====== LISTING ======
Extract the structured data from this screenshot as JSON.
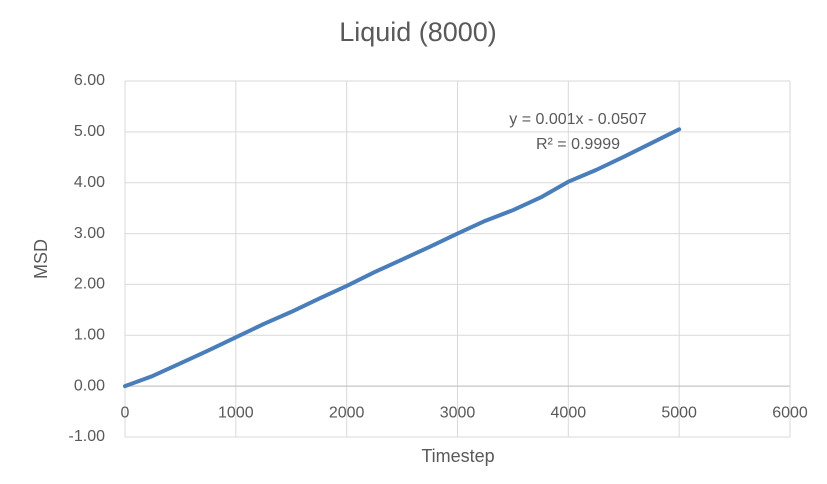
{
  "chart_data": {
    "type": "line",
    "title": "Liquid (8000)",
    "x_label": "Timestep",
    "y_label": "MSD",
    "x": [
      0,
      250,
      500,
      750,
      1000,
      1250,
      1500,
      1750,
      2000,
      2250,
      2500,
      2750,
      3000,
      3250,
      3500,
      3750,
      4000,
      4250,
      4500,
      4750,
      5000
    ],
    "values": [
      0.0,
      0.2,
      0.45,
      0.7,
      0.96,
      1.22,
      1.46,
      1.72,
      1.97,
      2.24,
      2.49,
      2.74,
      3.0,
      3.25,
      3.46,
      3.71,
      4.02,
      4.25,
      4.51,
      4.78,
      5.05
    ],
    "color": "#4a7ebb",
    "xlim": [
      0,
      6000
    ],
    "xticks": [
      0,
      1000,
      2000,
      3000,
      4000,
      5000,
      6000
    ],
    "ylim": [
      -1,
      6
    ],
    "yticks": [
      {
        "value": -1,
        "label": "-1.00"
      },
      {
        "value": 0,
        "label": "0.00"
      },
      {
        "value": 1,
        "label": "1.00"
      },
      {
        "value": 2,
        "label": "2.00"
      },
      {
        "value": 3,
        "label": "3.00"
      },
      {
        "value": 4,
        "label": "4.00"
      },
      {
        "value": 5,
        "label": "5.00"
      },
      {
        "value": 6,
        "label": "6.00"
      }
    ],
    "grid": true,
    "annotations": [
      "y = 0.001x - 0.0507",
      "R² = 0.9999"
    ]
  }
}
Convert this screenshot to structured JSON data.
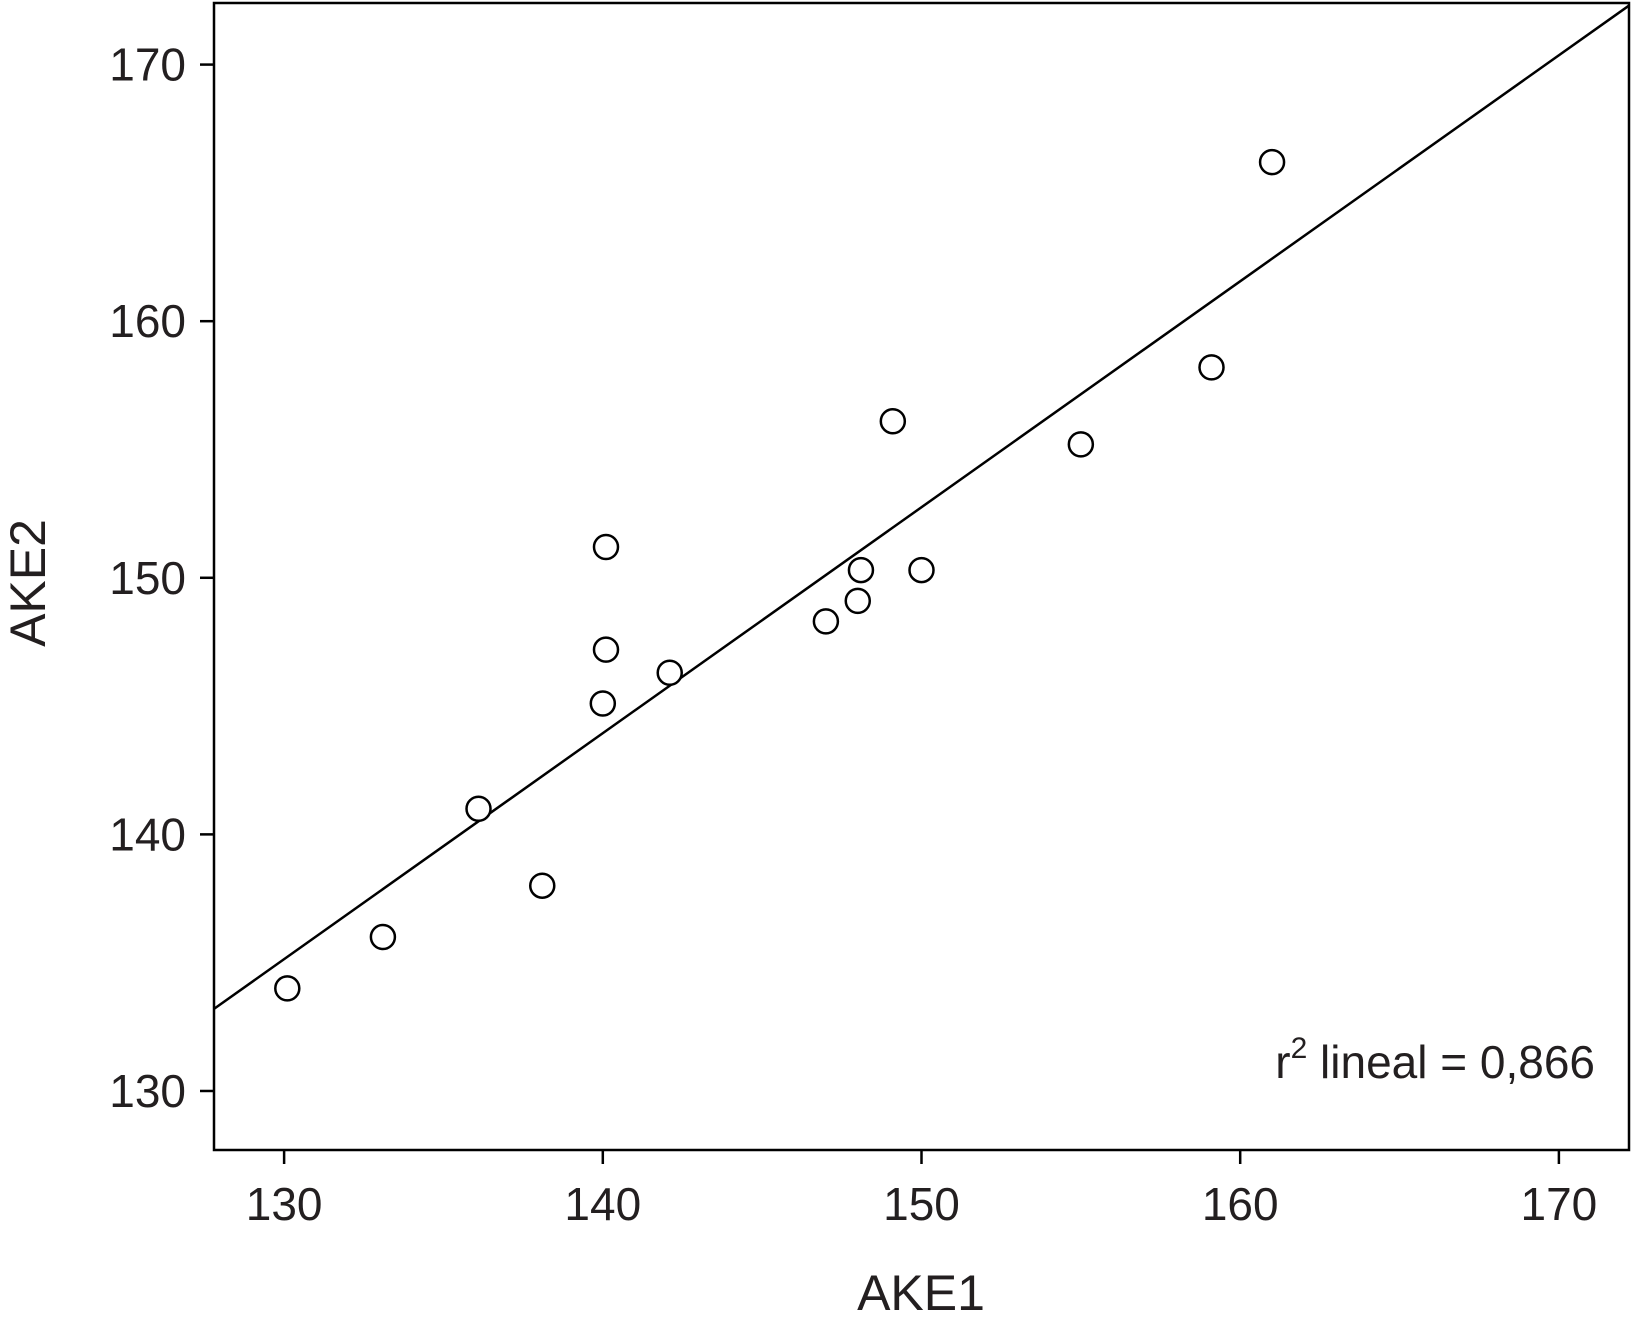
{
  "chart_data": {
    "type": "scatter",
    "xlabel": "AKE1",
    "ylabel": "AKE2",
    "xlim": [
      127.8,
      172.2
    ],
    "ylim": [
      127.7,
      172.4
    ],
    "xticks": [
      130,
      140,
      150,
      160,
      170
    ],
    "yticks": [
      130,
      140,
      150,
      160,
      170
    ],
    "grid": false,
    "series": [
      {
        "points": [
          {
            "x": 130.1,
            "y": 134.0
          },
          {
            "x": 133.1,
            "y": 136.0
          },
          {
            "x": 136.1,
            "y": 141.0
          },
          {
            "x": 138.1,
            "y": 138.0
          },
          {
            "x": 140.0,
            "y": 145.1
          },
          {
            "x": 140.1,
            "y": 147.2
          },
          {
            "x": 140.1,
            "y": 151.2
          },
          {
            "x": 142.1,
            "y": 146.3
          },
          {
            "x": 147.0,
            "y": 148.3
          },
          {
            "x": 148.0,
            "y": 149.1
          },
          {
            "x": 148.1,
            "y": 150.3
          },
          {
            "x": 149.1,
            "y": 156.1
          },
          {
            "x": 150.0,
            "y": 150.3
          },
          {
            "x": 155.0,
            "y": 155.2
          },
          {
            "x": 159.1,
            "y": 158.2
          },
          {
            "x": 161.0,
            "y": 166.2
          }
        ]
      }
    ],
    "fit_line": {
      "x": [
        127.8,
        172.2
      ],
      "y": [
        133.2,
        172.3
      ]
    },
    "annotation": {
      "prefix": "r",
      "superscript": "2",
      "text": " lineal = 0,866"
    }
  }
}
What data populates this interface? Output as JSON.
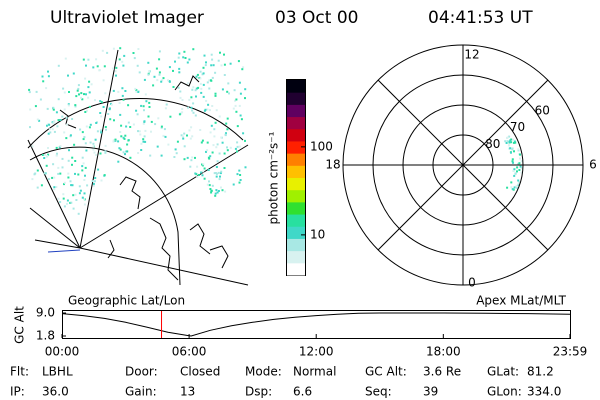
{
  "header": {
    "title": "Ultraviolet Imager",
    "date": "03 Oct 00",
    "time": "04:41:53 UT"
  },
  "colorbar": {
    "label": "photon cm⁻²s⁻¹",
    "log": true,
    "lim": [
      3.5,
      575
    ],
    "ticks": [
      10,
      100
    ],
    "colors": [
      "#ffffff",
      "#d8f2f0",
      "#a8e8e4",
      "#40d8c8",
      "#28e0a0",
      "#30e030",
      "#a0f000",
      "#e8f000",
      "#ffc000",
      "#ff8000",
      "#ff2000",
      "#d00010",
      "#a00040",
      "#600060",
      "#200030",
      "#000010"
    ]
  },
  "polar": {
    "lim": [
      90,
      50
    ],
    "lat_ticks": [
      80,
      70,
      60
    ],
    "mlt_ticks": [
      12,
      18,
      6,
      0
    ]
  },
  "altitude": {
    "ylabel": "GC Alt",
    "left_title": "Geographic Lat/Lon",
    "right_title": "Apex MLat/MLT",
    "ylim": [
      1.8,
      9.0
    ],
    "yticks": [
      {
        "value": 9.0,
        "label": "9.0"
      },
      {
        "value": 1.8,
        "label": "1.8"
      }
    ],
    "xlim": [
      0,
      23.98
    ],
    "xticks": [
      {
        "value": 0,
        "label": "00:00"
      },
      {
        "value": 6,
        "label": "06:00"
      },
      {
        "value": 12,
        "label": "12:00"
      },
      {
        "value": 18,
        "label": "18:00"
      },
      {
        "value": 23.98,
        "label": "23:59"
      }
    ],
    "x": [
      0,
      1,
      2,
      3,
      4,
      5,
      6,
      6.1,
      7,
      8,
      9,
      10,
      11,
      12,
      13,
      14,
      15,
      16,
      17,
      18,
      20,
      22,
      23.98
    ],
    "values": [
      8.8,
      8.2,
      7.3,
      6.1,
      4.6,
      3.0,
      1.9,
      1.8,
      3.6,
      5.0,
      6.1,
      7.0,
      7.7,
      8.2,
      8.6,
      8.9,
      9.0,
      9.0,
      9.0,
      9.0,
      8.9,
      8.8,
      8.6
    ],
    "marker_x": 4.698,
    "marker_color": "#ff0000"
  },
  "footer": [
    [
      {
        "label": "Flt:",
        "value": "LBHL"
      },
      {
        "label": "Door:",
        "value": "Closed"
      },
      {
        "label": "Mode:",
        "value": "Normal"
      },
      {
        "label": "GC Alt:",
        "value": "3.6 Re"
      },
      {
        "label": "GLat:",
        "value": "81.2"
      }
    ],
    [
      {
        "label": "IP:",
        "value": "36.0"
      },
      {
        "label": "Gain:",
        "value": "13"
      },
      {
        "label": "Dsp:",
        "value": "6.6"
      },
      {
        "label": "Seq:",
        "value": "39"
      },
      {
        "label": "GLon:",
        "value": "334.0"
      }
    ]
  ]
}
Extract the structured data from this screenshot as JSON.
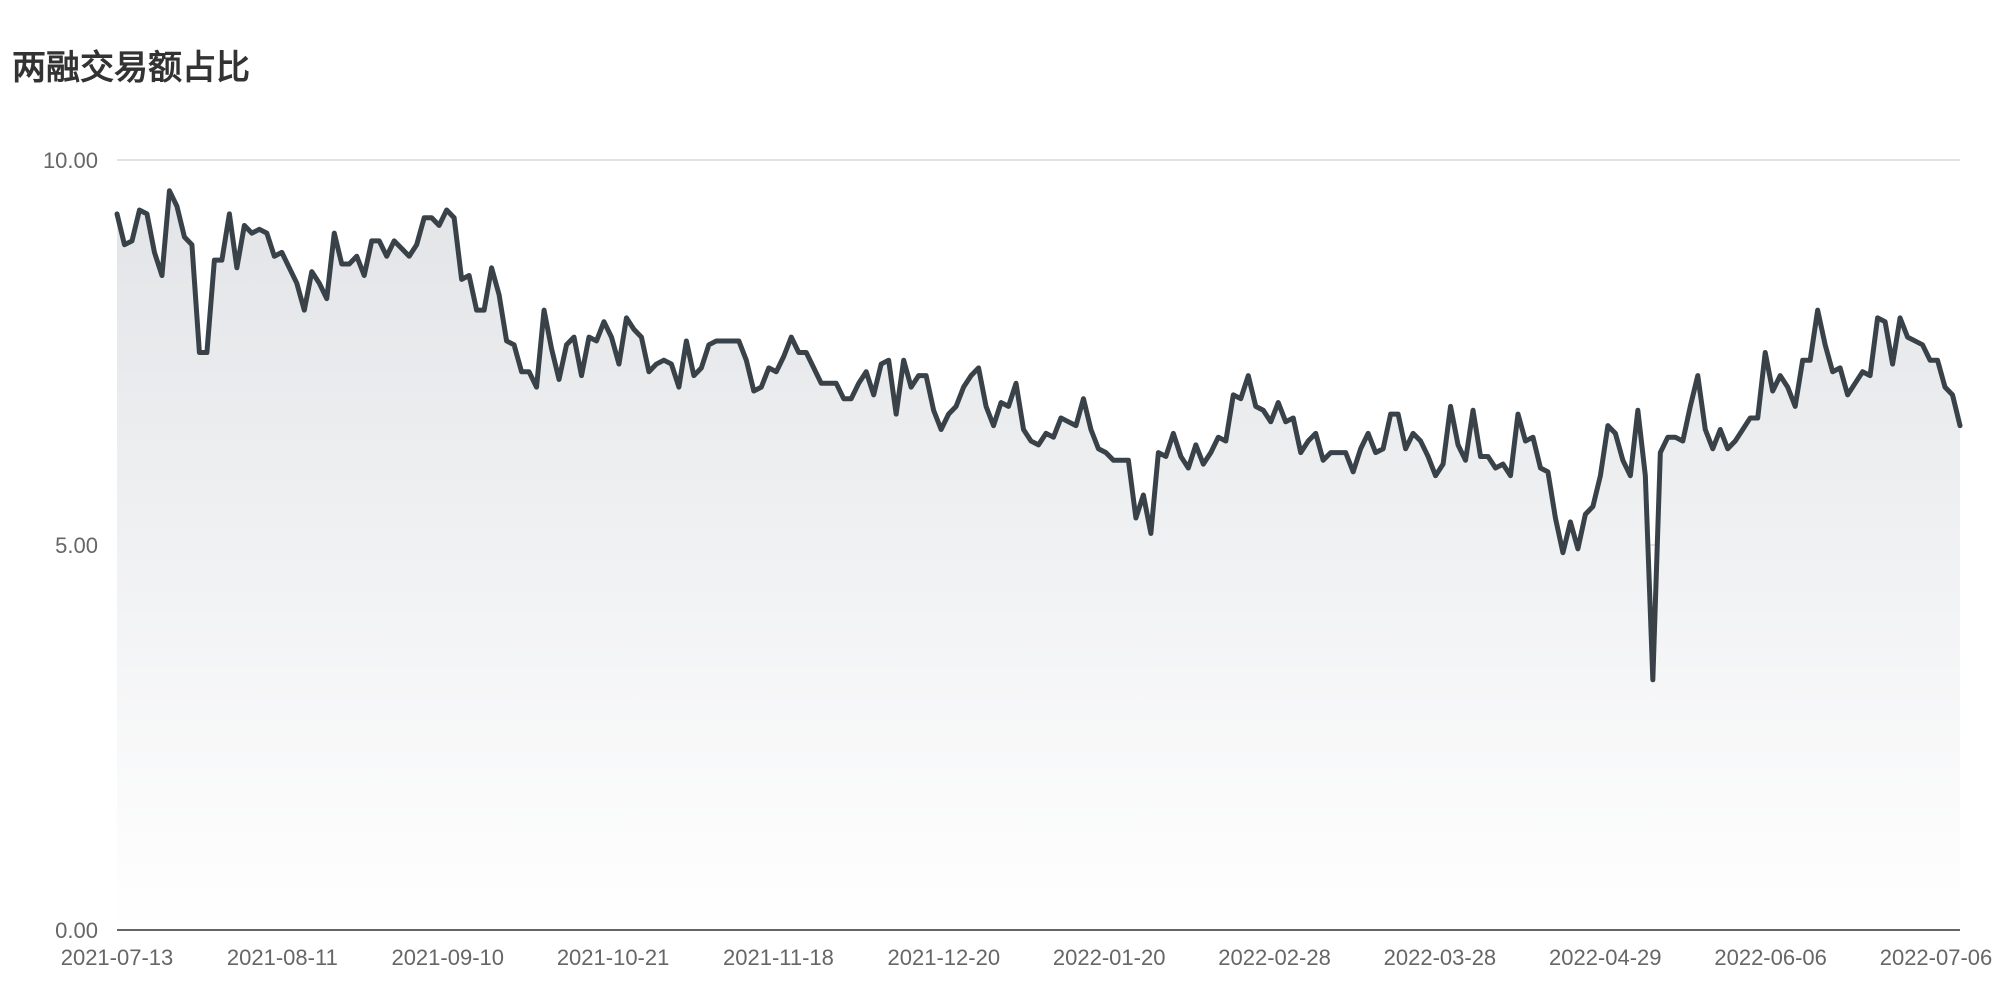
======
Transcribe the whole listing, character for character, but not its images.

» **EXERCISE RESPONSE**
Extract the structured data from this screenshot as JSON.
{
  "chart_data": {
    "type": "line",
    "title": "Liquid (8000)",
    "x_label": "Timestep",
    "y_label": "MSD",
    "x": [
      0,
      250,
      500,
      750,
      1000,
      1250,
      1500,
      1750,
      2000,
      2250,
      2500,
      2750,
      3000,
      3250,
      3500,
      3750,
      4000,
      4250,
      4500,
      4750,
      5000
    ],
    "values": [
      0.0,
      0.2,
      0.45,
      0.7,
      0.96,
      1.22,
      1.46,
      1.72,
      1.97,
      2.24,
      2.49,
      2.74,
      3.0,
      3.25,
      3.46,
      3.71,
      4.02,
      4.25,
      4.51,
      4.78,
      5.05
    ],
    "color": "#4a7ebb",
    "xlim": [
      0,
      6000
    ],
    "xticks": [
      0,
      1000,
      2000,
      3000,
      4000,
      5000,
      6000
    ],
    "ylim": [
      -1,
      6
    ],
    "yticks": [
      {
        "value": -1,
        "label": "-1.00"
      },
      {
        "value": 0,
        "label": "0.00"
      },
      {
        "value": 1,
        "label": "1.00"
      },
      {
        "value": 2,
        "label": "2.00"
      },
      {
        "value": 3,
        "label": "3.00"
      },
      {
        "value": 4,
        "label": "4.00"
      },
      {
        "value": 5,
        "label": "5.00"
      },
      {
        "value": 6,
        "label": "6.00"
      }
    ],
    "grid": true,
    "annotations": [
      "y = 0.001x - 0.0507",
      "R² = 0.9999"
    ]
  }
}
Convert this screenshot to structured JSON data.
{
  "chart_data": {
    "type": "scatter",
    "xlabel": "AKE1",
    "ylabel": "AKE2",
    "xlim": [
      127.8,
      172.2
    ],
    "ylim": [
      127.7,
      172.4
    ],
    "xticks": [
      130,
      140,
      150,
      160,
      170
    ],
    "yticks": [
      130,
      140,
      150,
      160,
      170
    ],
    "grid": false,
    "series": [
      {
        "points": [
          {
            "x": 130.1,
            "y": 134.0
          },
          {
            "x": 133.1,
            "y": 136.0
          },
          {
            "x": 136.1,
            "y": 141.0
          },
          {
            "x": 138.1,
            "y": 138.0
          },
          {
            "x": 140.0,
            "y": 145.1
          },
          {
            "x": 140.1,
            "y": 147.2
          },
          {
            "x": 140.1,
            "y": 151.2
          },
          {
            "x": 142.1,
            "y": 146.3
          },
          {
            "x": 147.0,
            "y": 148.3
          },
          {
            "x": 148.0,
            "y": 149.1
          },
          {
            "x": 148.1,
            "y": 150.3
          },
          {
            "x": 149.1,
            "y": 156.1
          },
          {
            "x": 150.0,
            "y": 150.3
          },
          {
            "x": 155.0,
            "y": 155.2
          },
          {
            "x": 159.1,
            "y": 158.2
          },
          {
            "x": 161.0,
            "y": 166.2
          }
        ]
      }
    ],
    "fit_line": {
      "x": [
        127.8,
        172.2
      ],
      "y": [
        133.2,
        172.3
      ]
    },
    "annotation": {
      "prefix": "r",
      "superscript": "2",
      "text": " lineal = 0,866"
    }
  }
}
What data populates this interface? Output as JSON.
{
  "header": {
    "title": "Ultraviolet Imager",
    "date": "03 Oct 00",
    "time": "04:41:53 UT"
  },
  "colorbar": {
    "label": "photon cm⁻²s⁻¹",
    "log": true,
    "lim": [
      3.5,
      575
    ],
    "ticks": [
      10,
      100
    ],
    "colors": [
      "#ffffff",
      "#d8f2f0",
      "#a8e8e4",
      "#40d8c8",
      "#28e0a0",
      "#30e030",
      "#a0f000",
      "#e8f000",
      "#ffc000",
      "#ff8000",
      "#ff2000",
      "#d00010",
      "#a00040",
      "#600060",
      "#200030",
      "#000010"
    ]
  },
  "polar": {
    "lim": [
      90,
      50
    ],
    "lat_ticks": [
      80,
      70,
      60
    ],
    "mlt_ticks": [
      12,
      18,
      6,
      0
    ]
  },
  "altitude": {
    "ylabel": "GC Alt",
    "left_title": "Geographic Lat/Lon",
    "right_title": "Apex MLat/MLT",
    "ylim": [
      1.8,
      9.0
    ],
    "yticks": [
      {
        "value": 9.0,
        "label": "9.0"
      },
      {
        "value": 1.8,
        "label": "1.8"
      }
    ],
    "xlim": [
      0,
      23.98
    ],
    "xticks": [
      {
        "value": 0,
        "label": "00:00"
      },
      {
        "value": 6,
        "label": "06:00"
      },
      {
        "value": 12,
        "label": "12:00"
      },
      {
        "value": 18,
        "label": "18:00"
      },
      {
        "value": 23.98,
        "label": "23:59"
      }
    ],
    "x": [
      0,
      1,
      2,
      3,
      4,
      5,
      6,
      6.1,
      7,
      8,
      9,
      10,
      11,
      12,
      13,
      14,
      15,
      16,
      17,
      18,
      20,
      22,
      23.98
    ],
    "values": [
      8.8,
      8.2,
      7.3,
      6.1,
      4.6,
      3.0,
      1.9,
      1.8,
      3.6,
      5.0,
      6.1,
      7.0,
      7.7,
      8.2,
      8.6,
      8.9,
      9.0,
      9.0,
      9.0,
      9.0,
      8.9,
      8.8,
      8.6
    ],
    "marker_x": 4.698,
    "marker_color": "#ff0000"
  },
  "footer": [
    [
      {
        "label": "Flt:",
        "value": "LBHL"
      },
      {
        "label": "Door:",
        "value": "Closed"
      },
      {
        "label": "Mode:",
        "value": "Normal"
      },
      {
        "label": "GC Alt:",
        "value": "3.6 Re"
      },
      {
        "label": "GLat:",
        "value": "81.2"
      }
    ],
    [
      {
        "label": "IP:",
        "value": "36.0"
      },
      {
        "label": "Gain:",
        "value": "13"
      },
      {
        "label": "Dsp:",
        "value": "6.6"
      },
      {
        "label": "Seq:",
        "value": "39"
      },
      {
        "label": "GLon:",
        "value": "334.0"
      }
    ]
  ]
}
Extract the structured data from this screenshot as JSON.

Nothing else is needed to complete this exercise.